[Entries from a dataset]
━━━━━━━━━━━━━━━━

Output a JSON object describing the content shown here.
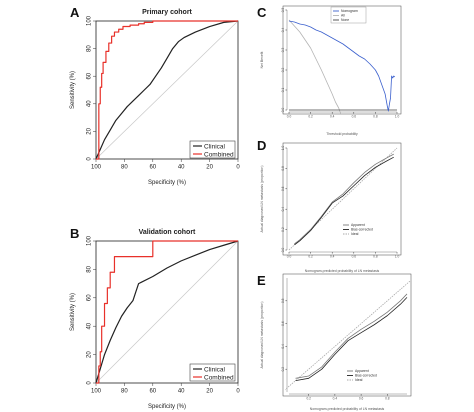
{
  "chart_data": [
    {
      "panel": "A",
      "type": "line",
      "title": "Primary cohort",
      "xlabel": "Specificity (%)",
      "ylabel": "Sensitivity (%)",
      "xlim": [
        100,
        0
      ],
      "ylim": [
        0,
        100
      ],
      "xticks": [
        100,
        80,
        60,
        40,
        20,
        0
      ],
      "yticks": [
        0,
        20,
        40,
        60,
        80,
        100
      ],
      "grid": false,
      "legend_position": "bottom-right",
      "series": [
        {
          "name": "Clinical",
          "color": "#222222",
          "x": [
            100,
            97,
            94,
            90,
            86,
            82,
            78,
            74,
            70,
            66,
            62,
            58,
            54,
            50,
            46,
            42,
            38,
            30,
            20,
            10,
            0
          ],
          "y": [
            0,
            7,
            14,
            21,
            28,
            33,
            38,
            42,
            46,
            50,
            54,
            60,
            66,
            73,
            80,
            85,
            88,
            92,
            96,
            99,
            100
          ]
        },
        {
          "name": "Combined",
          "color": "#e8312a",
          "x": [
            100,
            98,
            98,
            97,
            97,
            96,
            96,
            95,
            95,
            93,
            93,
            91,
            91,
            89,
            89,
            87,
            87,
            84,
            84,
            81,
            81,
            76,
            76,
            70,
            70,
            66,
            66,
            60,
            60,
            40,
            20,
            0
          ],
          "y": [
            0,
            0,
            40,
            40,
            52,
            52,
            62,
            62,
            70,
            70,
            78,
            78,
            84,
            84,
            89,
            89,
            92,
            92,
            94,
            94,
            96,
            96,
            97,
            97,
            98,
            98,
            99,
            99,
            100,
            100,
            100,
            100
          ]
        },
        {
          "name": "reference",
          "color": "#c8c8c8",
          "x": [
            100,
            0
          ],
          "y": [
            0,
            100
          ]
        }
      ]
    },
    {
      "panel": "B",
      "type": "line",
      "title": "Validation cohort",
      "xlabel": "Specificity (%)",
      "ylabel": "Sensitivity (%)",
      "xlim": [
        100,
        0
      ],
      "ylim": [
        0,
        100
      ],
      "xticks": [
        100,
        80,
        60,
        40,
        20,
        0
      ],
      "yticks": [
        0,
        20,
        40,
        60,
        80,
        100
      ],
      "grid": false,
      "legend_position": "bottom-right",
      "series": [
        {
          "name": "Clinical",
          "color": "#222222",
          "x": [
            100,
            97,
            94,
            90,
            86,
            82,
            78,
            74,
            72,
            70,
            68,
            60,
            50,
            40,
            30,
            20,
            10,
            0
          ],
          "y": [
            0,
            10,
            20,
            30,
            39,
            47,
            53,
            58,
            64,
            70,
            71,
            75,
            81,
            86,
            90,
            94,
            97,
            100
          ]
        },
        {
          "name": "Combined",
          "color": "#e8312a",
          "x": [
            100,
            98,
            98,
            97,
            97,
            96,
            96,
            94,
            94,
            92,
            92,
            90,
            90,
            87,
            87,
            84,
            84,
            70,
            70,
            60,
            60,
            0
          ],
          "y": [
            0,
            0,
            12,
            12,
            22,
            22,
            40,
            40,
            56,
            56,
            67,
            67,
            78,
            78,
            89,
            89,
            89,
            89,
            89,
            89,
            100,
            100
          ]
        },
        {
          "name": "reference",
          "color": "#c8c8c8",
          "x": [
            100,
            0
          ],
          "y": [
            0,
            100
          ]
        }
      ]
    },
    {
      "panel": "C",
      "type": "line",
      "xlabel": "Threshold probability",
      "ylabel": "Net Benefit",
      "xlim": [
        0,
        1
      ],
      "ylim": [
        0,
        0.5
      ],
      "xticks": [
        0.0,
        0.2,
        0.4,
        0.6,
        0.8,
        1.0
      ],
      "yticks": [
        0.0,
        0.1,
        0.2,
        0.3,
        0.4,
        0.5
      ],
      "grid": false,
      "legend_position": "top-right",
      "series": [
        {
          "name": "Nomogram",
          "color": "#3a5fcd",
          "x": [
            0.0,
            0.05,
            0.1,
            0.15,
            0.2,
            0.25,
            0.3,
            0.35,
            0.4,
            0.45,
            0.5,
            0.55,
            0.6,
            0.65,
            0.7,
            0.75,
            0.8,
            0.83,
            0.85,
            0.87,
            0.89,
            0.9,
            0.91,
            0.92,
            0.93,
            0.94,
            0.95,
            0.96,
            0.97,
            0.98
          ],
          "y": [
            0.445,
            0.44,
            0.43,
            0.425,
            0.415,
            0.4,
            0.39,
            0.375,
            0.36,
            0.345,
            0.33,
            0.31,
            0.29,
            0.27,
            0.255,
            0.23,
            0.2,
            0.17,
            0.14,
            0.11,
            0.08,
            0.05,
            0.02,
            -0.005,
            0.03,
            0.06,
            0.17,
            0.16,
            0.17,
            0.165
          ]
        },
        {
          "name": "All",
          "color": "#b4b4b4",
          "x": [
            0.0,
            0.1,
            0.2,
            0.3,
            0.35,
            0.4,
            0.43,
            0.46,
            0.48
          ],
          "y": [
            0.45,
            0.39,
            0.31,
            0.2,
            0.14,
            0.08,
            0.04,
            0.01,
            -0.02
          ]
        },
        {
          "name": "None",
          "color": "#444444",
          "x": [
            0,
            1
          ],
          "y": [
            0,
            0
          ]
        }
      ]
    },
    {
      "panel": "D",
      "type": "line",
      "xlabel": "Nomogram-predicted probability of LN metastasis",
      "ylabel": "Actual diagnosed LN metastasis (proportion)",
      "xlim": [
        0,
        1
      ],
      "ylim": [
        0,
        1
      ],
      "xticks": [
        0.0,
        0.2,
        0.4,
        0.6,
        0.8,
        1.0
      ],
      "yticks": [
        0.0,
        0.2,
        0.4,
        0.6,
        0.8,
        1.0
      ],
      "grid": false,
      "legend_position": "bottom-right",
      "series": [
        {
          "name": "Apparent",
          "color": "#777777",
          "x": [
            0.05,
            0.1,
            0.2,
            0.3,
            0.4,
            0.5,
            0.6,
            0.7,
            0.8,
            0.9,
            0.97
          ],
          "y": [
            0.06,
            0.1,
            0.2,
            0.33,
            0.47,
            0.55,
            0.66,
            0.76,
            0.84,
            0.9,
            0.94
          ]
        },
        {
          "name": "Bias-corrected",
          "color": "#222222",
          "x": [
            0.05,
            0.1,
            0.2,
            0.3,
            0.4,
            0.5,
            0.6,
            0.7,
            0.8,
            0.9,
            0.97
          ],
          "y": [
            0.05,
            0.09,
            0.19,
            0.32,
            0.46,
            0.53,
            0.63,
            0.73,
            0.81,
            0.87,
            0.91
          ]
        },
        {
          "name": "Ideal",
          "color": "#aaaaaa",
          "x": [
            0,
            1
          ],
          "y": [
            0,
            1
          ]
        }
      ]
    },
    {
      "panel": "E",
      "type": "line",
      "xlabel": "Nomogram-predicted probability of LN metastasis",
      "ylabel": "Actual diagnosed LN metastasis (proportion)",
      "xlim": [
        0.05,
        0.95
      ],
      "ylim": [
        0,
        1
      ],
      "xticks": [
        0.2,
        0.4,
        0.6,
        0.8
      ],
      "yticks": [
        0.2,
        0.4,
        0.6,
        0.8
      ],
      "grid": false,
      "legend_position": "bottom-right",
      "series": [
        {
          "name": "Apparent",
          "color": "#777777",
          "x": [
            0.1,
            0.2,
            0.3,
            0.4,
            0.5,
            0.6,
            0.7,
            0.8,
            0.9,
            0.95
          ],
          "y": [
            0.12,
            0.14,
            0.22,
            0.35,
            0.47,
            0.55,
            0.62,
            0.7,
            0.8,
            0.86
          ]
        },
        {
          "name": "Bias-corrected",
          "color": "#222222",
          "x": [
            0.1,
            0.2,
            0.3,
            0.4,
            0.5,
            0.6,
            0.7,
            0.8,
            0.9,
            0.95
          ],
          "y": [
            0.1,
            0.12,
            0.2,
            0.33,
            0.45,
            0.52,
            0.59,
            0.67,
            0.77,
            0.83
          ]
        },
        {
          "name": "Ideal",
          "color": "#aaaaaa",
          "x": [
            0,
            1
          ],
          "y": [
            0,
            1
          ]
        }
      ]
    }
  ]
}
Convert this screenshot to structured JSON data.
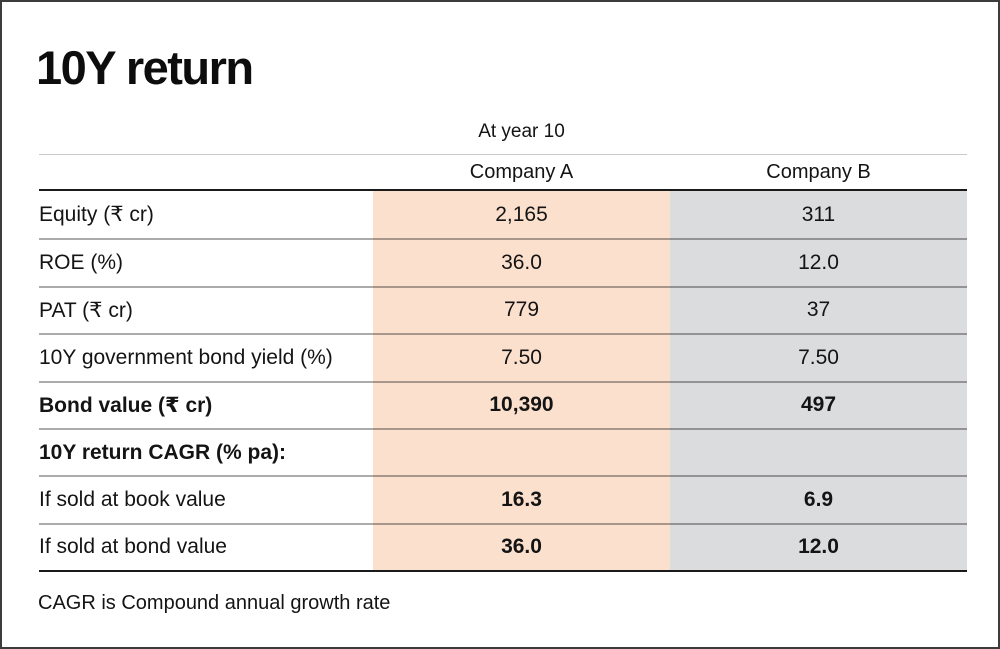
{
  "title": "10Y return",
  "table": {
    "super_header": "At year 10",
    "col_a_header": "Company A",
    "col_b_header": "Company B",
    "rows": [
      {
        "label": "Equity (₹ cr)",
        "a": "2,165",
        "b": "311"
      },
      {
        "label": "ROE (%)",
        "a": "36.0",
        "b": "12.0"
      },
      {
        "label": "PAT (₹ cr)",
        "a": "779",
        "b": "37"
      },
      {
        "label": "10Y government bond yield (%)",
        "a": "7.50",
        "b": "7.50"
      },
      {
        "label": "Bond value (₹ cr)",
        "a": "10,390",
        "b": "497"
      },
      {
        "label": "10Y return CAGR (% pa):",
        "a": "",
        "b": ""
      },
      {
        "label": "If sold at book value",
        "a": "16.3",
        "b": "6.9"
      },
      {
        "label": "If sold at bond value",
        "a": "36.0",
        "b": "12.0"
      }
    ]
  },
  "footnote": "CAGR is Compound annual growth rate",
  "colors": {
    "company_a_column_bg": "#fce0ce",
    "company_b_column_bg": "#dbdcde",
    "header_rule_black": "#1a1a1a",
    "row_divider_gray": "#a8a8a8",
    "super_header_rule_light": "#c9c9c9",
    "text": "#141414"
  },
  "chart_data": {
    "type": "table",
    "title": "10Y return",
    "super_header": "At year 10",
    "columns": [
      "",
      "Company A",
      "Company B"
    ],
    "rows": [
      [
        "Equity (₹ cr)",
        "2,165",
        "311"
      ],
      [
        "ROE (%)",
        "36.0",
        "12.0"
      ],
      [
        "PAT (₹ cr)",
        "779",
        "37"
      ],
      [
        "10Y government bond yield (%)",
        "7.50",
        "7.50"
      ],
      [
        "Bond value (₹ cr)",
        "10,390",
        "497"
      ],
      [
        "10Y return CAGR (% pa):",
        "",
        ""
      ],
      [
        "If sold at book value",
        "16.3",
        "6.9"
      ],
      [
        "If sold at bond value",
        "36.0",
        "12.0"
      ]
    ],
    "bold_rows": [
      "Bond value (₹ cr)",
      "10Y return CAGR (% pa):"
    ],
    "bold_value_rows": [
      "Bond value (₹ cr)",
      "If sold at book value",
      "If sold at bond value"
    ],
    "footnote": "CAGR is Compound annual growth rate",
    "layout": {
      "company_a_highlight": "#fce0ce",
      "company_b_highlight": "#dbdcde",
      "grid": "horizontal rules only"
    }
  }
}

━━━━━━━━━━━━━━━━

Stated exercise
Using the listing above, show each line holding the string "yield".

Exercise result
        "label": "10Y government bond yield (%)",
        "10Y government bond yield (%)",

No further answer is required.